(WHAT IS EXPECTED): Your task is to copy the listing exactly, with the pictures left out.

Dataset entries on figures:

____________________

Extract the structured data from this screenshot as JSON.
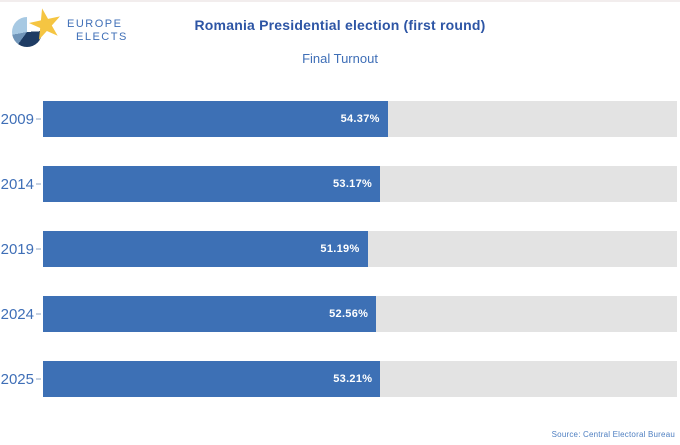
{
  "logo": {
    "line1": "EUROPE",
    "line2": "ELECTS"
  },
  "header": {
    "title": "Romania Presidential election (first round)",
    "subtitle": "Final Turnout"
  },
  "chart_data": {
    "type": "bar",
    "orientation": "horizontal",
    "title": "Romania Presidential election (first round)",
    "subtitle": "Final Turnout",
    "categories": [
      "2009",
      "2014",
      "2019",
      "2024",
      "2025"
    ],
    "values": [
      54.37,
      53.17,
      51.19,
      52.56,
      53.21
    ],
    "value_labels": [
      "54.37%",
      "53.17%",
      "51.19%",
      "52.56%",
      "53.21%"
    ],
    "xlim": [
      0,
      100
    ],
    "grid": false,
    "legend": false,
    "value_label_position": "inside-end"
  },
  "footer": {
    "source": "Source: Central Electoral Bureau"
  },
  "colors": {
    "bar_color": "#3d70b5",
    "track_color": "#e3e3e3",
    "title_color": "#2d55a5",
    "accent": "#3f6fb7",
    "logo_navy": "#1e3c64",
    "logo_steel": "#6f94b8",
    "logo_light": "#a7c9e3",
    "logo_star": "#f5c542"
  }
}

____________________

(FULL ANSWER):
Extract the structured data from this screenshot as JSON.
{
  "logo": {
    "line1": "EUROPE",
    "line2": "ELECTS"
  },
  "header": {
    "title": "Romania Presidential election (first round)",
    "subtitle": "Final Turnout"
  },
  "chart_data": {
    "type": "bar",
    "orientation": "horizontal",
    "title": "Romania Presidential election (first round)",
    "subtitle": "Final Turnout",
    "categories": [
      "2009",
      "2014",
      "2019",
      "2024",
      "2025"
    ],
    "values": [
      54.37,
      53.17,
      51.19,
      52.56,
      53.21
    ],
    "value_labels": [
      "54.37%",
      "53.17%",
      "51.19%",
      "52.56%",
      "53.21%"
    ],
    "xlim": [
      0,
      100
    ],
    "grid": false,
    "legend": false,
    "value_label_position": "inside-end"
  },
  "footer": {
    "source": "Source: Central Electoral Bureau"
  },
  "colors": {
    "bar_color": "#3d70b5",
    "track_color": "#e3e3e3",
    "title_color": "#2d55a5",
    "accent": "#3f6fb7",
    "logo_navy": "#1e3c64",
    "logo_steel": "#6f94b8",
    "logo_light": "#a7c9e3",
    "logo_star": "#f5c542"
  }
}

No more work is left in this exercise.